◆ **Task instructions**: From the entries that follow, extract each line holding the string "котловых".

◆ **Task inputs**:
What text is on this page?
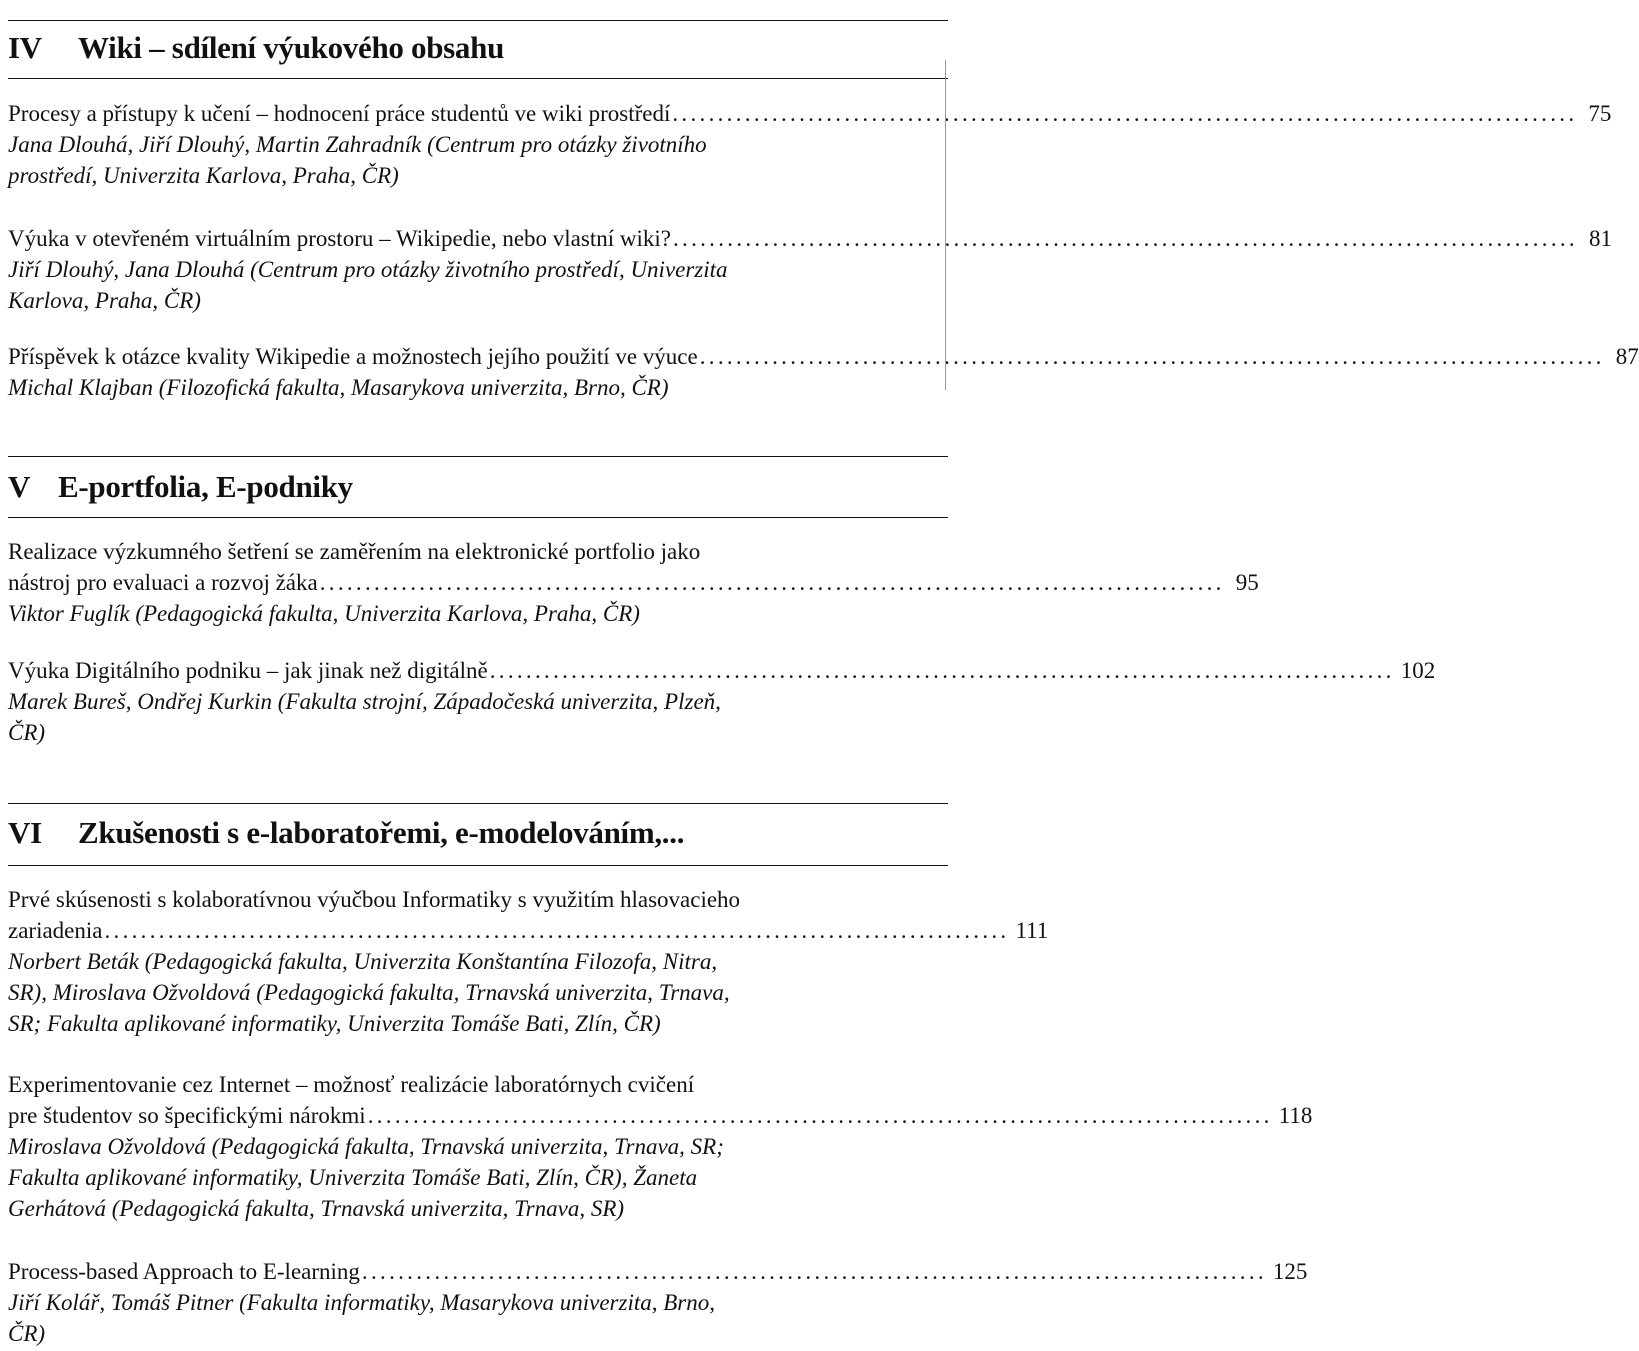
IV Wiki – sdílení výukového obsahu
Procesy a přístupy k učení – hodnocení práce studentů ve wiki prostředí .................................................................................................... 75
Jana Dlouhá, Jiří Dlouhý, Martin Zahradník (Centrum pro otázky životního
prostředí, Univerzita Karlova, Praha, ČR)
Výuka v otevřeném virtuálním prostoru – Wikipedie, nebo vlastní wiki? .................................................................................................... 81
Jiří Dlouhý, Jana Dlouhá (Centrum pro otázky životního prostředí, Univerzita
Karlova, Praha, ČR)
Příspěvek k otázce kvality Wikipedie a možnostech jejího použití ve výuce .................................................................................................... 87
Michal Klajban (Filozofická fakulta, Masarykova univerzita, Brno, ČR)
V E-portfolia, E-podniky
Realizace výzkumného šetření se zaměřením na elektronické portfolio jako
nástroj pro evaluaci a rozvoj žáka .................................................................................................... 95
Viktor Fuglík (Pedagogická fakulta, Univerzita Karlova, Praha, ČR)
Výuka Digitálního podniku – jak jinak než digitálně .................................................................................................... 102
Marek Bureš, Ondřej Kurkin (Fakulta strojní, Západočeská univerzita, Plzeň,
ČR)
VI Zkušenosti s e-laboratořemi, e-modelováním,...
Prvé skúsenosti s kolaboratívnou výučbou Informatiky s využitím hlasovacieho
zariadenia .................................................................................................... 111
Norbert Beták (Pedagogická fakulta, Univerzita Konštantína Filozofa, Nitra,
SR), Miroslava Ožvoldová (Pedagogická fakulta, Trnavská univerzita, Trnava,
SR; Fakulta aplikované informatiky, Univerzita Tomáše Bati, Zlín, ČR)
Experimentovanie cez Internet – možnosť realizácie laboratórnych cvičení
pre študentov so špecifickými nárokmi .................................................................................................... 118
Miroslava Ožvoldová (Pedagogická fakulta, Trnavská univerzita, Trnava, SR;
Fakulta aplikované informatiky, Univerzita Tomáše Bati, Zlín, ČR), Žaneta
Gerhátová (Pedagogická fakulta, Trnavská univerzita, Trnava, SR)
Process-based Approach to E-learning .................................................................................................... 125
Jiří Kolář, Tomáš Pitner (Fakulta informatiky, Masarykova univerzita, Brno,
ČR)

==

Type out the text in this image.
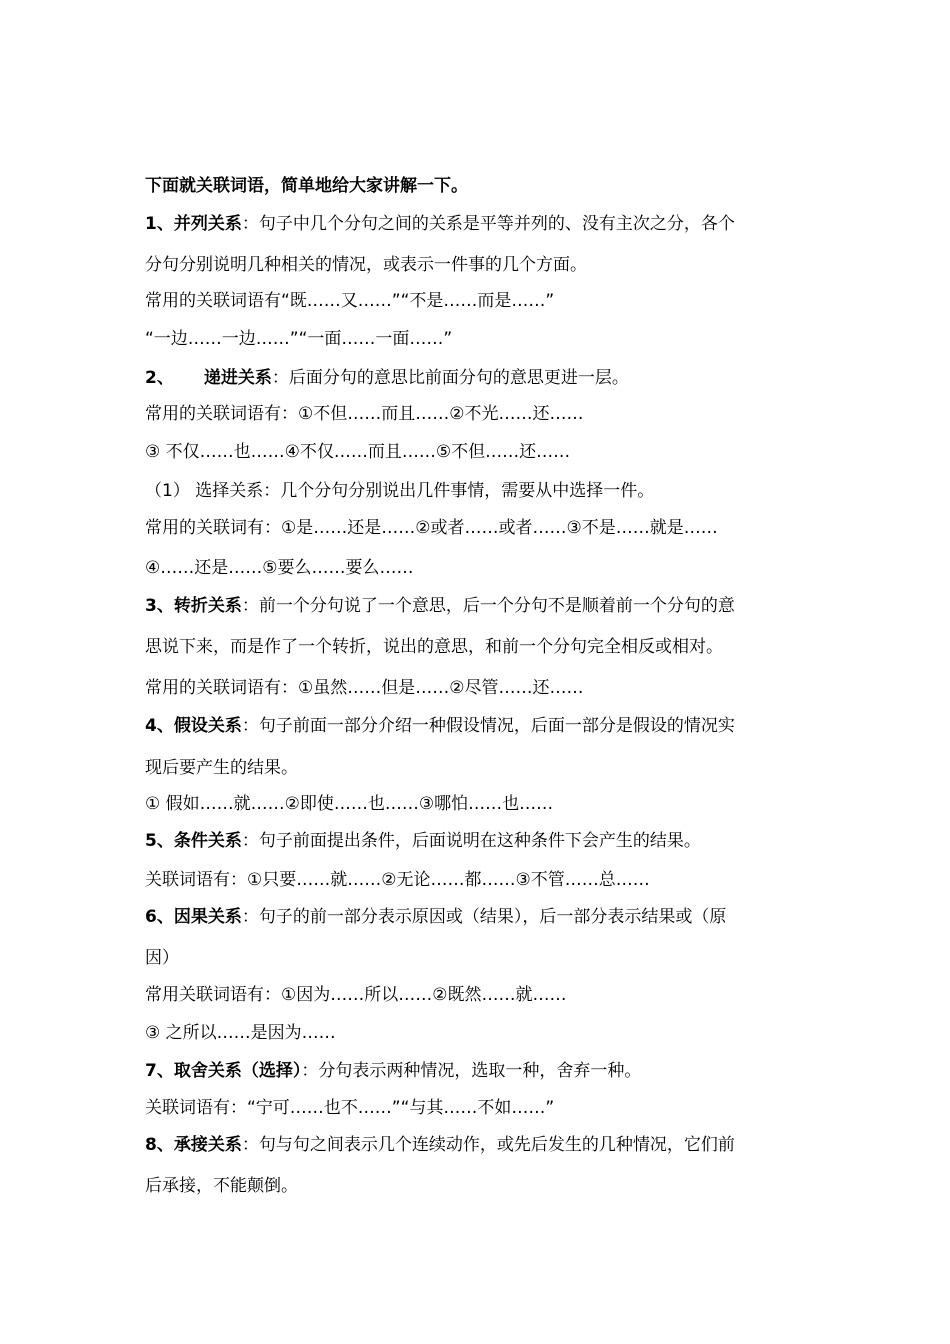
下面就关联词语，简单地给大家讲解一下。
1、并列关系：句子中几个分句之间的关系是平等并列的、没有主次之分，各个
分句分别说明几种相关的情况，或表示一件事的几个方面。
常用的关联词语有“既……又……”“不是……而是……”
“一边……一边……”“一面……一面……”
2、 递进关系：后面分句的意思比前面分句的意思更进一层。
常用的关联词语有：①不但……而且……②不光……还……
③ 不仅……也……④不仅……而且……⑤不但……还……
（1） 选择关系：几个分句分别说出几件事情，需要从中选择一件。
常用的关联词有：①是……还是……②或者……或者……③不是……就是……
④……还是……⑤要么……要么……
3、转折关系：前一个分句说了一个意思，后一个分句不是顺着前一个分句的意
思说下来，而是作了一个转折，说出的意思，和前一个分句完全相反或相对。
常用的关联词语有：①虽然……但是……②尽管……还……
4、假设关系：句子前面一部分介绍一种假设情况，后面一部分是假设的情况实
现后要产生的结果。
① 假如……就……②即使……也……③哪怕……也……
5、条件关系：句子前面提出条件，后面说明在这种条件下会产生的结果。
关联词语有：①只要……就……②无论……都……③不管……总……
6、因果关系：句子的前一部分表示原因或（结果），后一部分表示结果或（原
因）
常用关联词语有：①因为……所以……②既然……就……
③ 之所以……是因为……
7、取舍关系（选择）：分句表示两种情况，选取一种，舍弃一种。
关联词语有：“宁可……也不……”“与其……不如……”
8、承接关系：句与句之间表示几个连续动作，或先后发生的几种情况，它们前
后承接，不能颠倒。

...

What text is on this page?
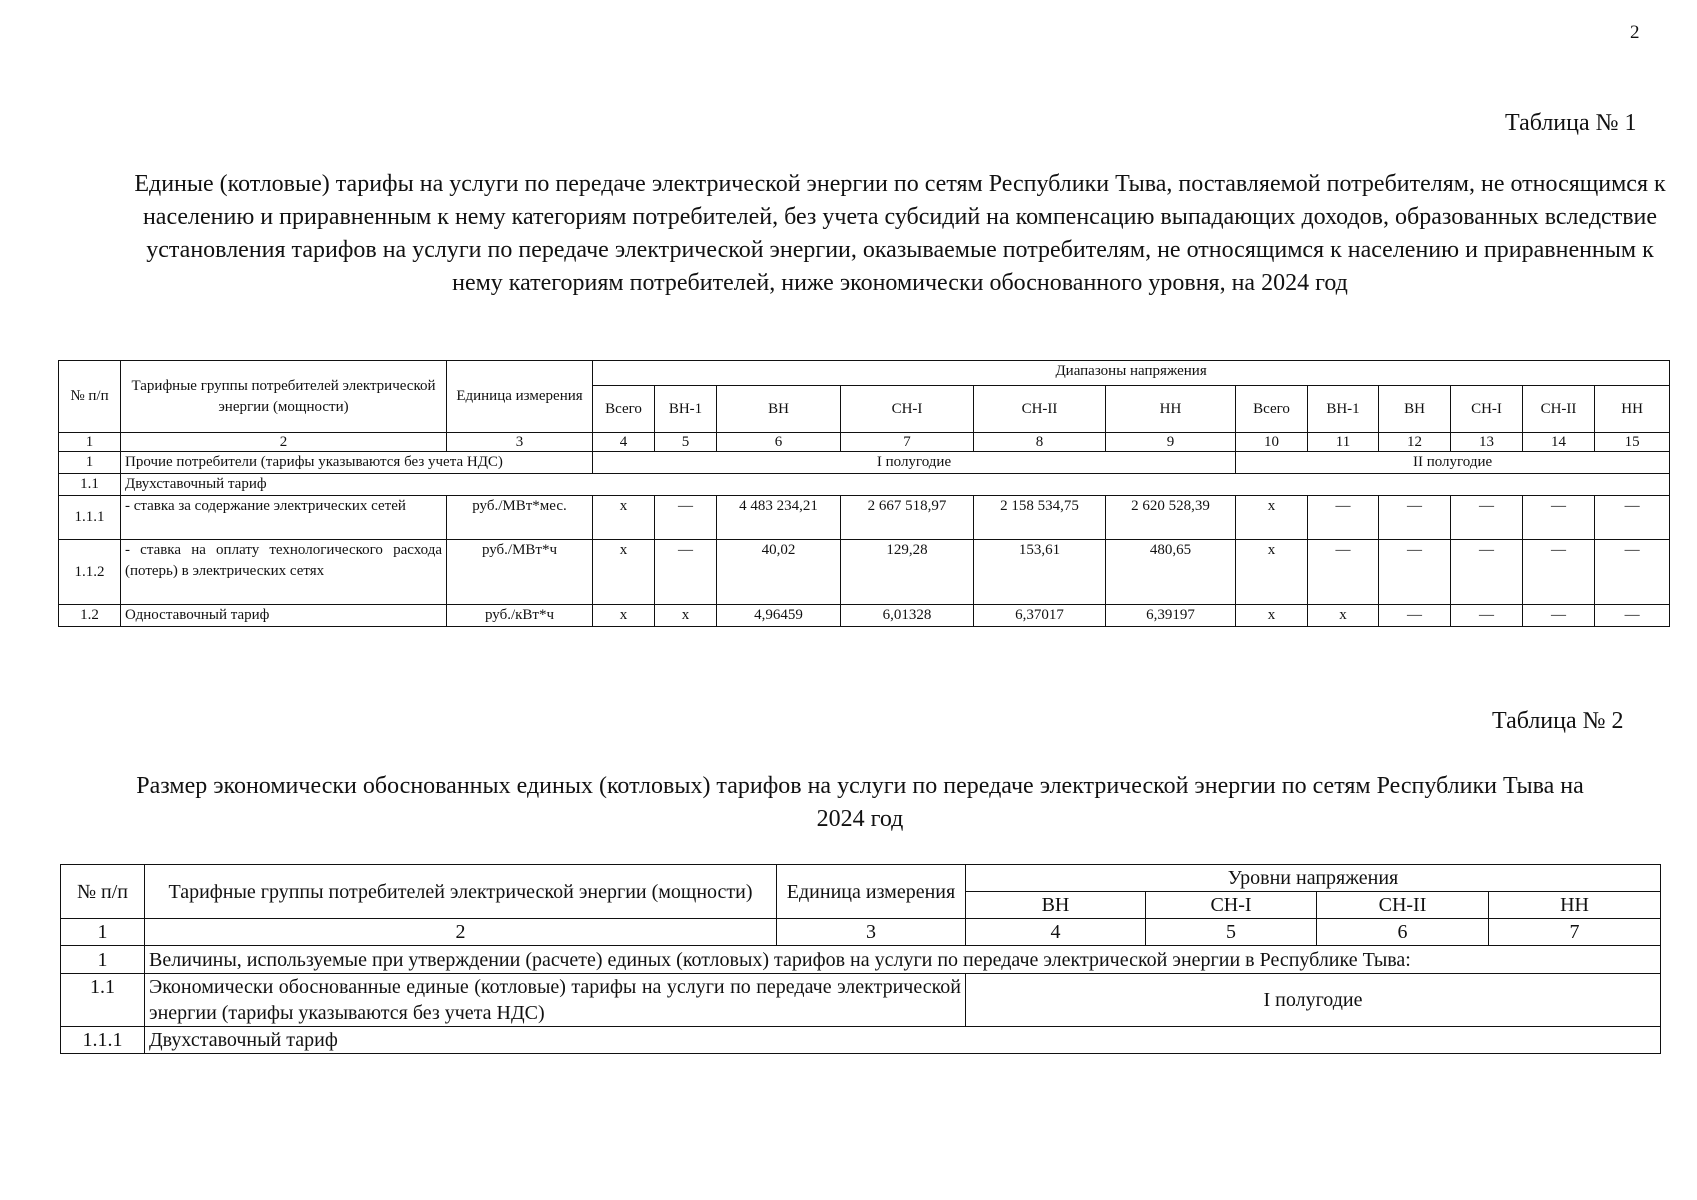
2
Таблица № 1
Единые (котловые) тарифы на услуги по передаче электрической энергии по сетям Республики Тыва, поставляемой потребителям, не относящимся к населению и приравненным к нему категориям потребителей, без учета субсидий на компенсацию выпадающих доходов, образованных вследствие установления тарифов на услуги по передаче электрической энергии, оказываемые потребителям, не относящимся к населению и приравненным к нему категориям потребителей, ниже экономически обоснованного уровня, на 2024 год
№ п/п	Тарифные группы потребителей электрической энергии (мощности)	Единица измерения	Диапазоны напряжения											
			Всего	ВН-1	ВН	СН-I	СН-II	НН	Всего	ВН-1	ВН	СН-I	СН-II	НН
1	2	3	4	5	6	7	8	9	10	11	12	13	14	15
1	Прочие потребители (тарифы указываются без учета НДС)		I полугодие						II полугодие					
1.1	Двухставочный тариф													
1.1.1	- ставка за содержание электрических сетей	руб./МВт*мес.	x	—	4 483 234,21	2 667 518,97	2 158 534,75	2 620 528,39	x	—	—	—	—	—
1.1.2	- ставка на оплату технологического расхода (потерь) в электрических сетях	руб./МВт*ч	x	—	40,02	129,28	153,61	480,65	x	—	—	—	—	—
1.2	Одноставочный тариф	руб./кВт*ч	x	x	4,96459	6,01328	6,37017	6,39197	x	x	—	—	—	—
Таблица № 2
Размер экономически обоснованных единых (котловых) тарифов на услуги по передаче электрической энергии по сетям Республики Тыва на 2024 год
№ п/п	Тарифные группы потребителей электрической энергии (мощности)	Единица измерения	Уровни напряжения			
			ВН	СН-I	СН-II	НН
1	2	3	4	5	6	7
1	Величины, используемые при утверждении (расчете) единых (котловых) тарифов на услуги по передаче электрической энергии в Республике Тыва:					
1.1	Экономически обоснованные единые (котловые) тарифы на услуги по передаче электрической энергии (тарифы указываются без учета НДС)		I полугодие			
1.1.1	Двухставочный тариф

◆ **Exercise solution**:
Размер экономически обоснованных единых (котловых) тарифов на услуги по передаче электрической энергии по сетям Республики Тыва на 2024 год
1	Величины, используемые при утверждении (расчете) единых (котловых) тарифов на услуги по передаче электрической энергии в Республике Тыва:					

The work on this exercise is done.